→ **Problem requirements**:
Find the word "JSON" in the listing; pull out each line holding it.

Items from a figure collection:
============

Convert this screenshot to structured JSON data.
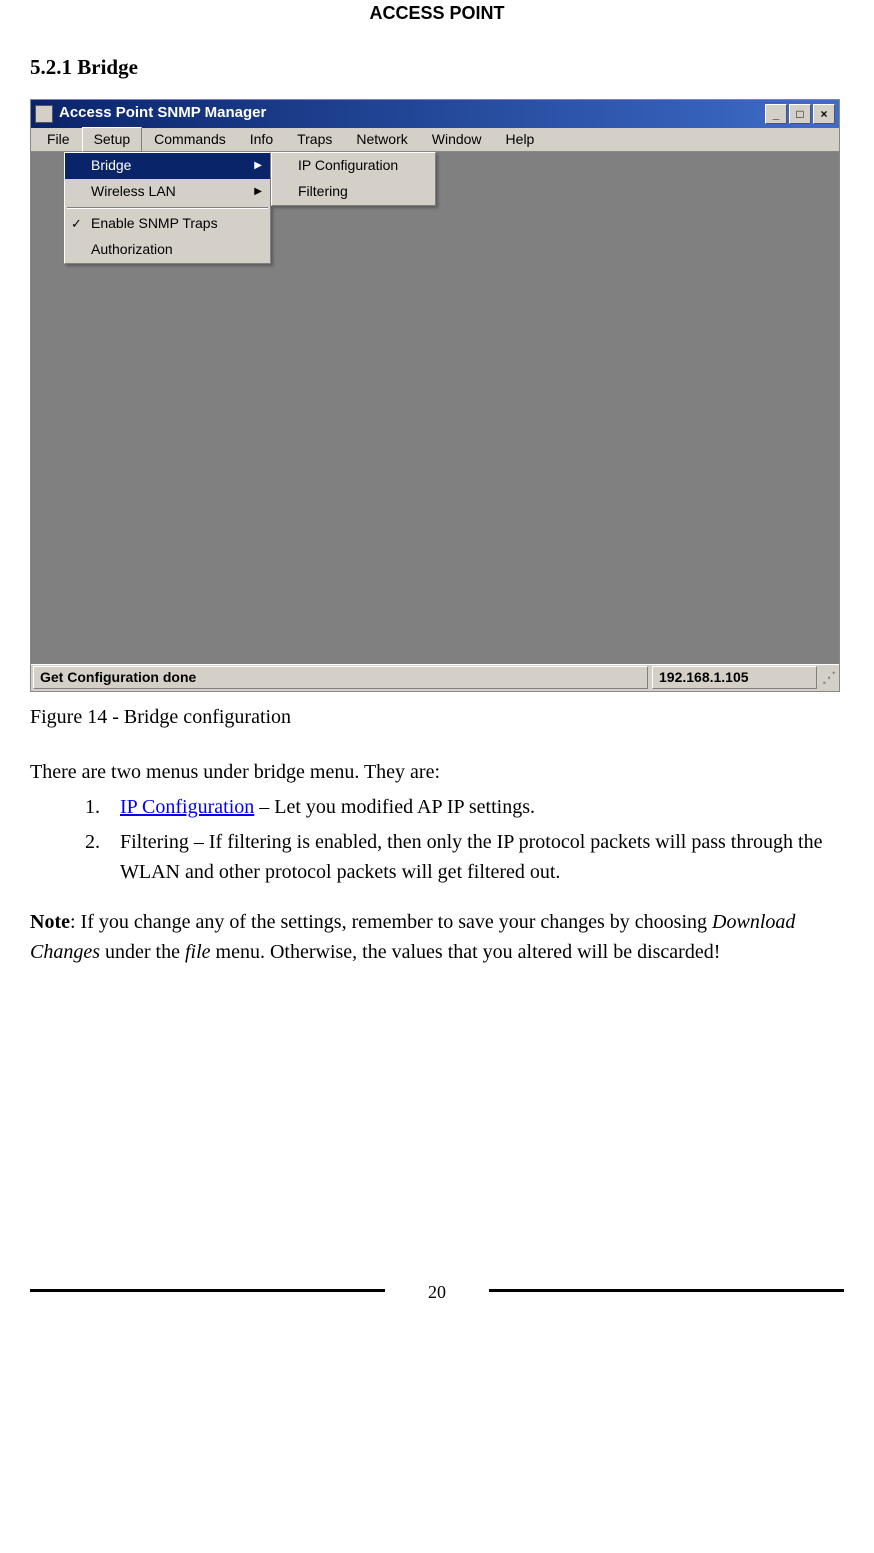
{
  "header": "ACCESS POINT",
  "section": "5.2.1 Bridge",
  "window": {
    "title": "Access Point SNMP Manager",
    "menubar": [
      "File",
      "Setup",
      "Commands",
      "Info",
      "Traps",
      "Network",
      "Window",
      "Help"
    ],
    "active_menu_index": 1,
    "dropdown_main": {
      "items": [
        {
          "label": "Bridge",
          "has_submenu": true,
          "highlighted": true
        },
        {
          "label": "Wireless LAN",
          "has_submenu": true,
          "highlighted": false
        }
      ],
      "separator_after": 1,
      "items2": [
        {
          "label": "Enable SNMP Traps",
          "checked": true
        },
        {
          "label": "Authorization",
          "checked": false
        }
      ]
    },
    "dropdown_sub": {
      "items": [
        {
          "label": "IP Configuration"
        },
        {
          "label": "Filtering"
        }
      ]
    },
    "statusbar": {
      "message": "Get Configuration done",
      "ip": "192.168.1.105"
    },
    "titlebar_buttons": {
      "min": "_",
      "max": "□",
      "close": "×"
    }
  },
  "caption": "Figure 14 - Bridge configuration",
  "intro": "There are two menus under bridge menu. They are:",
  "list": [
    {
      "num": "1.",
      "link": "IP Configuration",
      "rest": " – Let you modified AP IP settings."
    },
    {
      "num": "2.",
      "text": "Filtering – If filtering is enabled, then only the IP protocol packets will pass through the WLAN and other protocol packets will get filtered out."
    }
  ],
  "note": {
    "label": "Note",
    "text1": ": If you change any of the settings, remember to save your changes by choosing ",
    "em1": "Download Changes",
    "text2": " under the ",
    "em2": "file",
    "text3": " menu. Otherwise, the values that you altered will be discarded!"
  },
  "page_number": "20"
}
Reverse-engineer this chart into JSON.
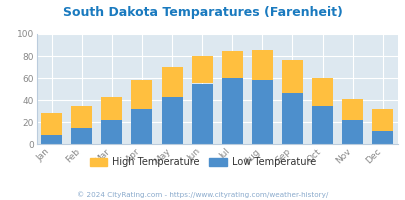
{
  "title": "South Dakota Temparatures (Farenheit)",
  "months": [
    "Jan",
    "Feb",
    "Mar",
    "Apr",
    "May",
    "Jun",
    "Jul",
    "Aug",
    "Sep",
    "Oct",
    "Nov",
    "Dec"
  ],
  "low_temps": [
    8,
    15,
    22,
    32,
    43,
    55,
    60,
    58,
    46,
    35,
    22,
    12
  ],
  "high_temps": [
    28,
    35,
    43,
    58,
    70,
    80,
    85,
    85,
    76,
    60,
    41,
    32
  ],
  "low_color": "#4d8fcc",
  "high_color": "#ffbf3f",
  "bg_color": "#dde8f0",
  "title_color": "#1a7abf",
  "axis_color": "#888888",
  "legend_text_color": "#333333",
  "grid_color": "#ffffff",
  "legend_labels": [
    "High Temperature",
    "Low Temperature"
  ],
  "ylabel_ticks": [
    0,
    20,
    40,
    60,
    80,
    100
  ],
  "ylim": [
    0,
    100
  ],
  "footer": "© 2024 CityRating.com - https://www.cityrating.com/weather-history/",
  "footer_color": "#8aaacc"
}
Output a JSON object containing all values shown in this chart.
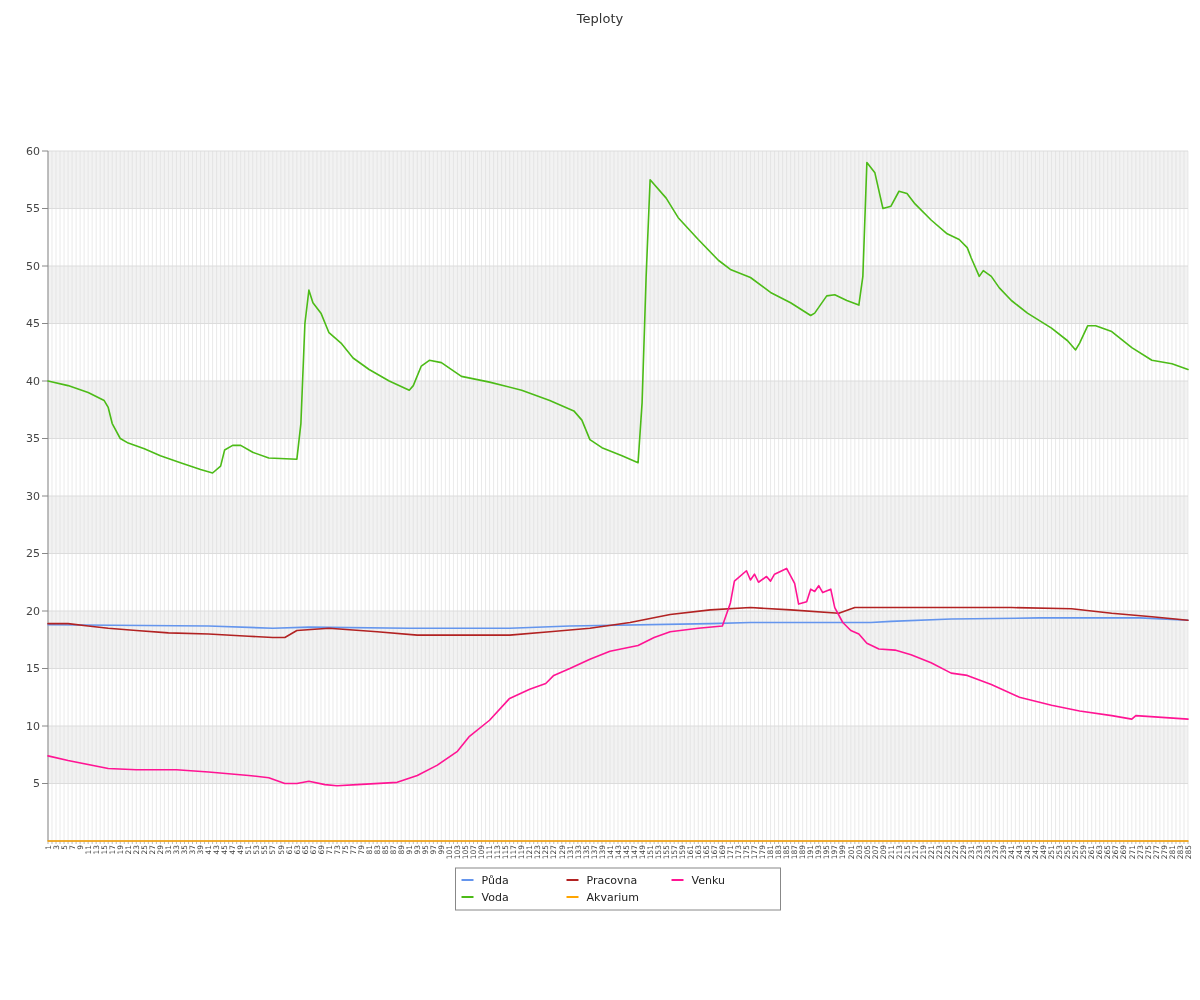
{
  "chart_data": {
    "type": "line",
    "title": "Teploty",
    "ylim": [
      0,
      60
    ],
    "yticks": [
      5,
      10,
      15,
      20,
      25,
      30,
      35,
      40,
      45,
      50,
      55,
      60
    ],
    "xlim": [
      1,
      285
    ],
    "xticks": [
      1,
      {
        "value": 2,
        "label": null
      },
      3,
      {
        "value": 4,
        "label": null
      },
      5,
      {
        "value": 6,
        "label": null
      },
      7,
      {
        "value": 8,
        "label": null
      },
      9,
      {
        "value": 10,
        "label": null
      },
      11,
      {
        "value": 12,
        "label": null
      },
      13,
      {
        "value": 14,
        "label": null
      },
      15,
      {
        "value": 16,
        "label": null
      },
      17,
      {
        "value": 18,
        "label": null
      },
      19,
      {
        "value": 20,
        "label": null
      },
      21,
      {
        "value": 22,
        "label": null
      },
      23,
      {
        "value": 24,
        "label": null
      },
      25,
      {
        "value": 26,
        "label": null
      },
      27,
      {
        "value": 28,
        "label": null
      },
      29,
      {
        "value": 30,
        "label": null
      },
      31,
      {
        "value": 32,
        "label": null
      },
      33,
      {
        "value": 34,
        "label": null
      },
      35,
      {
        "value": 36,
        "label": null
      },
      37,
      {
        "value": 38,
        "label": null
      },
      39,
      {
        "value": 40,
        "label": null
      },
      41,
      {
        "value": 42,
        "label": null
      },
      43,
      {
        "value": 44,
        "label": null
      },
      45,
      {
        "value": 46,
        "label": null
      },
      47,
      {
        "value": 48,
        "label": null
      },
      49,
      {
        "value": 50,
        "label": null
      },
      51,
      {
        "value": 52,
        "label": null
      },
      53,
      {
        "value": 54,
        "label": null
      },
      55,
      {
        "value": 56,
        "label": null
      },
      57,
      {
        "value": 58,
        "label": null
      },
      59,
      {
        "value": 60,
        "label": null
      },
      61,
      {
        "value": 62,
        "label": null
      },
      63,
      {
        "value": 64,
        "label": null
      },
      65,
      {
        "value": 66,
        "label": null
      },
      67,
      {
        "value": 68,
        "label": null
      },
      69,
      {
        "value": 70,
        "label": null
      },
      71,
      {
        "value": 72,
        "label": null
      },
      73,
      {
        "value": 74,
        "label": null
      },
      75,
      {
        "value": 76,
        "label": null
      },
      77,
      {
        "value": 78,
        "label": null
      },
      79,
      {
        "value": 80,
        "label": null
      },
      81,
      {
        "value": 82,
        "label": null
      },
      83,
      {
        "value": 84,
        "label": null
      },
      85,
      {
        "value": 86,
        "label": null
      },
      87,
      {
        "value": 88,
        "label": null
      },
      89,
      {
        "value": 90,
        "label": null
      },
      91,
      {
        "value": 92,
        "label": null
      },
      93,
      {
        "value": 94,
        "label": null
      },
      95,
      {
        "value": 96,
        "label": null
      },
      97,
      {
        "value": 98,
        "label": null
      },
      99,
      {
        "value": 100,
        "label": null
      },
      101,
      {
        "value": 102,
        "label": null
      },
      103,
      {
        "value": 104,
        "label": null
      },
      105,
      {
        "value": 106,
        "label": null
      },
      107,
      {
        "value": 108,
        "label": null
      },
      109,
      {
        "value": 110,
        "label": null
      },
      111,
      {
        "value": 112,
        "label": null
      },
      113,
      {
        "value": 114,
        "label": null
      },
      115,
      {
        "value": 116,
        "label": null
      },
      117,
      {
        "value": 118,
        "label": null
      },
      119,
      {
        "value": 120,
        "label": null
      },
      121,
      {
        "value": 122,
        "label": null
      },
      123,
      {
        "value": 124,
        "label": null
      },
      125,
      {
        "value": 126,
        "label": null
      },
      127,
      {
        "value": 128,
        "label": null
      },
      129,
      {
        "value": 130,
        "label": null
      },
      131,
      {
        "value": 132,
        "label": null
      },
      133,
      {
        "value": 134,
        "label": null
      },
      135,
      {
        "value": 136,
        "label": null
      },
      137,
      {
        "value": 138,
        "label": null
      },
      139,
      {
        "value": 140,
        "label": null
      },
      141,
      {
        "value": 142,
        "label": null
      },
      143,
      {
        "value": 144,
        "label": null
      },
      145,
      {
        "value": 146,
        "label": null
      },
      147,
      {
        "value": 148,
        "label": null
      },
      149,
      {
        "value": 150,
        "label": null
      },
      151,
      {
        "value": 152,
        "label": null
      },
      153,
      {
        "value": 154,
        "label": null
      },
      155,
      {
        "value": 156,
        "label": null
      },
      157,
      {
        "value": 158,
        "label": null
      },
      159,
      {
        "value": 160,
        "label": null
      },
      161,
      {
        "value": 162,
        "label": null
      },
      163,
      {
        "value": 164,
        "label": null
      },
      165,
      {
        "value": 166,
        "label": null
      },
      167,
      {
        "value": 168,
        "label": null
      },
      169,
      {
        "value": 170,
        "label": null
      },
      171,
      {
        "value": 172,
        "label": null
      },
      173,
      {
        "value": 174,
        "label": null
      },
      175,
      {
        "value": 176,
        "label": null
      },
      177,
      {
        "value": 178,
        "label": null
      },
      179,
      {
        "value": 180,
        "label": null
      },
      181,
      {
        "value": 182,
        "label": null
      },
      183,
      {
        "value": 184,
        "label": null
      },
      185,
      {
        "value": 186,
        "label": null
      },
      187,
      {
        "value": 188,
        "label": null
      },
      189,
      {
        "value": 190,
        "label": null
      },
      191,
      {
        "value": 192,
        "label": null
      },
      193,
      {
        "value": 194,
        "label": null
      },
      195,
      {
        "value": 196,
        "label": null
      },
      197,
      {
        "value": 198,
        "label": null
      },
      199,
      {
        "value": 200,
        "label": null
      },
      201,
      {
        "value": 202,
        "label": null
      },
      203,
      {
        "value": 204,
        "label": null
      },
      205,
      {
        "value": 206,
        "label": null
      },
      207,
      {
        "value": 208,
        "label": null
      },
      209,
      {
        "value": 210,
        "label": null
      },
      211,
      {
        "value": 212,
        "label": null
      },
      213,
      {
        "value": 214,
        "label": null
      },
      215,
      {
        "value": 216,
        "label": null
      },
      217,
      {
        "value": 218,
        "label": null
      },
      219,
      {
        "value": 220,
        "label": null
      },
      221,
      {
        "value": 222,
        "label": null
      },
      223,
      {
        "value": 224,
        "label": null
      },
      225,
      {
        "value": 226,
        "label": null
      },
      227,
      {
        "value": 228,
        "label": null
      },
      229,
      {
        "value": 230,
        "label": null
      },
      231,
      {
        "value": 232,
        "label": null
      },
      233,
      {
        "value": 234,
        "label": null
      },
      235,
      {
        "value": 236,
        "label": null
      },
      237,
      {
        "value": 238,
        "label": null
      },
      239,
      {
        "value": 240,
        "label": null
      },
      241,
      {
        "value": 242,
        "label": null
      },
      243,
      {
        "value": 244,
        "label": null
      },
      245,
      {
        "value": 246,
        "label": null
      },
      247,
      {
        "value": 248,
        "label": null
      },
      249,
      {
        "value": 250,
        "label": null
      },
      251,
      {
        "value": 252,
        "label": null
      },
      253,
      {
        "value": 254,
        "label": null
      },
      255,
      {
        "value": 256,
        "label": null
      },
      257,
      {
        "value": 258,
        "label": null
      },
      259,
      {
        "value": 260,
        "label": null
      },
      261,
      {
        "value": 262,
        "label": null
      },
      263,
      {
        "value": 264,
        "label": null
      },
      265,
      {
        "value": 266,
        "label": null
      },
      267,
      {
        "value": 268,
        "label": null
      },
      269,
      {
        "value": 270,
        "label": null
      },
      271,
      {
        "value": 272,
        "label": null
      },
      273,
      {
        "value": 274,
        "label": null
      },
      275,
      {
        "value": 276,
        "label": null
      },
      277,
      {
        "value": 278,
        "label": null
      },
      279,
      {
        "value": 280,
        "label": null
      },
      281,
      {
        "value": 282,
        "label": null
      },
      283,
      {
        "value": 284,
        "label": null
      },
      285
    ],
    "grid": true,
    "legend": "bottom",
    "series": [
      {
        "name": "Půda",
        "color": "#6495ed",
        "x": [
          1,
          41,
          57,
          66,
          91,
          116,
          131,
          166,
          176,
          206,
          211,
          226,
          248,
          273,
          285
        ],
        "values": [
          18.8,
          18.7,
          18.5,
          18.6,
          18.5,
          18.5,
          18.7,
          18.9,
          19.0,
          19.0,
          19.1,
          19.3,
          19.4,
          19.4,
          19.2
        ]
      },
      {
        "name": "Voda",
        "color": "#4cbb17",
        "x": [
          1,
          6,
          11,
          15,
          16,
          17,
          19,
          21,
          25,
          29,
          34,
          39,
          42,
          44,
          45,
          47,
          49,
          52,
          56,
          63,
          64,
          65,
          66,
          67,
          69,
          71,
          74,
          77,
          81,
          86,
          91,
          92,
          94,
          96,
          99,
          104,
          111,
          119,
          126,
          132,
          134,
          136,
          139,
          144,
          148,
          149,
          150,
          151,
          155,
          158,
          163,
          168,
          171,
          176,
          181,
          186,
          191,
          192,
          195,
          197,
          200,
          203,
          204,
          205,
          207,
          209,
          211,
          213,
          215,
          217,
          221,
          225,
          228,
          230,
          231,
          233,
          234,
          236,
          238,
          241,
          245,
          251,
          255,
          257,
          258,
          260,
          262,
          266,
          271,
          276,
          281,
          285
        ],
        "values": [
          40.0,
          39.6,
          39.0,
          38.3,
          37.7,
          36.3,
          35.0,
          34.6,
          34.1,
          33.5,
          32.9,
          32.3,
          32.0,
          32.6,
          34.0,
          34.4,
          34.4,
          33.8,
          33.3,
          33.2,
          36.3,
          45.0,
          47.9,
          46.8,
          45.9,
          44.2,
          43.3,
          42.0,
          41.0,
          40.0,
          39.2,
          39.6,
          41.3,
          41.8,
          41.6,
          40.4,
          39.9,
          39.2,
          38.3,
          37.4,
          36.6,
          34.9,
          34.2,
          33.5,
          32.9,
          38.1,
          49.0,
          57.5,
          55.9,
          54.2,
          52.3,
          50.5,
          49.7,
          49.0,
          47.7,
          46.8,
          45.7,
          45.9,
          47.4,
          47.5,
          47.0,
          46.6,
          49.1,
          59.0,
          58.1,
          55.0,
          55.2,
          56.5,
          56.3,
          55.4,
          54.0,
          52.8,
          52.3,
          51.6,
          50.7,
          49.1,
          49.6,
          49.1,
          48.1,
          47.0,
          45.9,
          44.6,
          43.5,
          42.7,
          43.3,
          44.8,
          44.8,
          44.3,
          42.9,
          41.8,
          41.5,
          41.0
        ]
      },
      {
        "name": "Pracovna",
        "color": "#b22222",
        "x": [
          1,
          6,
          11,
          16,
          23,
          31,
          41,
          51,
          57,
          60,
          63,
          71,
          83,
          93,
          116,
          126,
          136,
          146,
          156,
          166,
          176,
          186,
          198,
          202,
          216,
          241,
          256,
          266,
          276,
          285
        ],
        "values": [
          18.9,
          18.9,
          18.7,
          18.5,
          18.3,
          18.1,
          18.0,
          17.8,
          17.7,
          17.7,
          18.3,
          18.5,
          18.2,
          17.9,
          17.9,
          18.2,
          18.5,
          19.0,
          19.7,
          20.1,
          20.3,
          20.1,
          19.8,
          20.3,
          20.3,
          20.3,
          20.2,
          19.8,
          19.5,
          19.2
        ]
      },
      {
        "name": "Akvarium",
        "color": "#ffa500",
        "x": [
          1,
          285
        ],
        "values": [
          0,
          0
        ]
      },
      {
        "name": "Venku",
        "color": "#ff1493",
        "x": [
          1,
          6,
          16,
          23,
          33,
          41,
          51,
          56,
          60,
          63,
          66,
          70,
          73,
          78,
          88,
          93,
          98,
          103,
          106,
          111,
          116,
          121,
          125,
          127,
          131,
          136,
          141,
          148,
          152,
          156,
          163,
          169,
          171,
          172,
          175,
          176,
          177,
          178,
          180,
          181,
          182,
          185,
          187,
          188,
          190,
          191,
          192,
          193,
          194,
          196,
          197,
          199,
          201,
          203,
          205,
          208,
          212,
          216,
          221,
          226,
          230,
          236,
          243,
          251,
          258,
          266,
          271,
          272,
          285
        ],
        "values": [
          7.4,
          7.0,
          6.3,
          6.2,
          6.2,
          6.0,
          5.7,
          5.5,
          5.0,
          5.0,
          5.2,
          4.9,
          4.8,
          4.9,
          5.1,
          5.7,
          6.6,
          7.8,
          9.1,
          10.5,
          12.4,
          13.2,
          13.7,
          14.4,
          15.0,
          15.8,
          16.5,
          17.0,
          17.7,
          18.2,
          18.5,
          18.7,
          20.7,
          22.6,
          23.5,
          22.7,
          23.2,
          22.5,
          23.0,
          22.6,
          23.2,
          23.7,
          22.4,
          20.6,
          20.8,
          21.9,
          21.7,
          22.2,
          21.6,
          21.9,
          20.3,
          19.0,
          18.3,
          18.0,
          17.2,
          16.7,
          16.6,
          16.2,
          15.5,
          14.6,
          14.4,
          13.6,
          12.5,
          11.8,
          11.3,
          10.9,
          10.6,
          10.9,
          10.6
        ]
      }
    ]
  }
}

============

→ **Solved problem**:
Convert this screenshot to structured JSON data.
Reverse-engineer this chart into JSON.
Output a JSON object containing all values shown in this chart.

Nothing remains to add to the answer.